Send each entry back exactly as given, pictures excluded.

Extracted records:
○ ○ ○

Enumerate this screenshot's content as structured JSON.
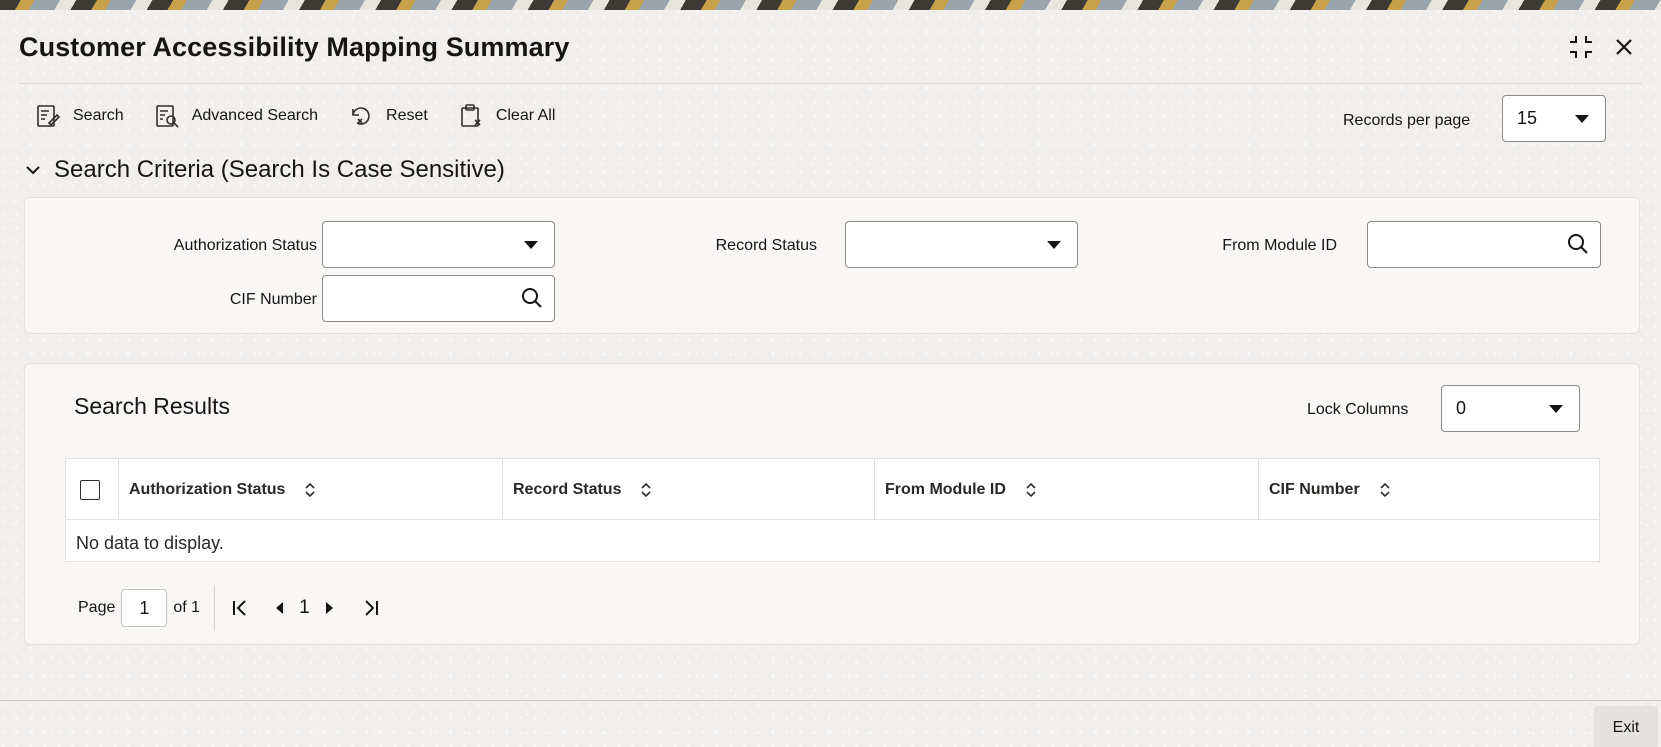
{
  "window": {
    "title": "Customer Accessibility Mapping Summary"
  },
  "toolbar": {
    "search_label": "Search",
    "advanced_search_label": "Advanced Search",
    "reset_label": "Reset",
    "clear_all_label": "Clear All"
  },
  "records_per_page": {
    "label": "Records per page",
    "value": "15"
  },
  "search_criteria": {
    "heading": "Search Criteria (Search Is Case Sensitive)",
    "authorization_status": {
      "label": "Authorization Status",
      "value": ""
    },
    "record_status": {
      "label": "Record Status",
      "value": ""
    },
    "from_module_id": {
      "label": "From Module ID",
      "value": ""
    },
    "cif_number": {
      "label": "CIF Number",
      "value": ""
    }
  },
  "results": {
    "title": "Search Results",
    "lock_columns": {
      "label": "Lock Columns",
      "value": "0"
    },
    "columns": [
      "Authorization Status",
      "Record Status",
      "From Module ID",
      "CIF Number"
    ],
    "empty_message": "No data to display."
  },
  "pagination": {
    "page_label": "Page",
    "current_page": "1",
    "of_label": "of 1",
    "page_number": "1"
  },
  "footer": {
    "exit_label": "Exit"
  },
  "icons": {
    "minimize": "minimize-icon",
    "close": "close-icon",
    "search": "search-icon",
    "advanced_search": "advanced-search-icon",
    "reset": "reset-icon",
    "clear_all": "clear-all-icon",
    "sort": "sort-icon",
    "lookup": "magnifier-icon"
  }
}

○ ○ ○

TASK OUTPUT:
Enumerate this screenshot's content as structured JSON.
{
  "window": {
    "title": "Customer Accessibility Mapping Summary"
  },
  "toolbar": {
    "search_label": "Search",
    "advanced_search_label": "Advanced Search",
    "reset_label": "Reset",
    "clear_all_label": "Clear All"
  },
  "records_per_page": {
    "label": "Records per page",
    "value": "15"
  },
  "search_criteria": {
    "heading": "Search Criteria (Search Is Case Sensitive)",
    "authorization_status": {
      "label": "Authorization Status",
      "value": ""
    },
    "record_status": {
      "label": "Record Status",
      "value": ""
    },
    "from_module_id": {
      "label": "From Module ID",
      "value": ""
    },
    "cif_number": {
      "label": "CIF Number",
      "value": ""
    }
  },
  "results": {
    "title": "Search Results",
    "lock_columns": {
      "label": "Lock Columns",
      "value": "0"
    },
    "columns": [
      "Authorization Status",
      "Record Status",
      "From Module ID",
      "CIF Number"
    ],
    "empty_message": "No data to display."
  },
  "pagination": {
    "page_label": "Page",
    "current_page": "1",
    "of_label": "of 1",
    "page_number": "1"
  },
  "footer": {
    "exit_label": "Exit"
  },
  "icons": {
    "minimize": "minimize-icon",
    "close": "close-icon",
    "search": "search-icon",
    "advanced_search": "advanced-search-icon",
    "reset": "reset-icon",
    "clear_all": "clear-all-icon",
    "sort": "sort-icon",
    "lookup": "magnifier-icon"
  }
}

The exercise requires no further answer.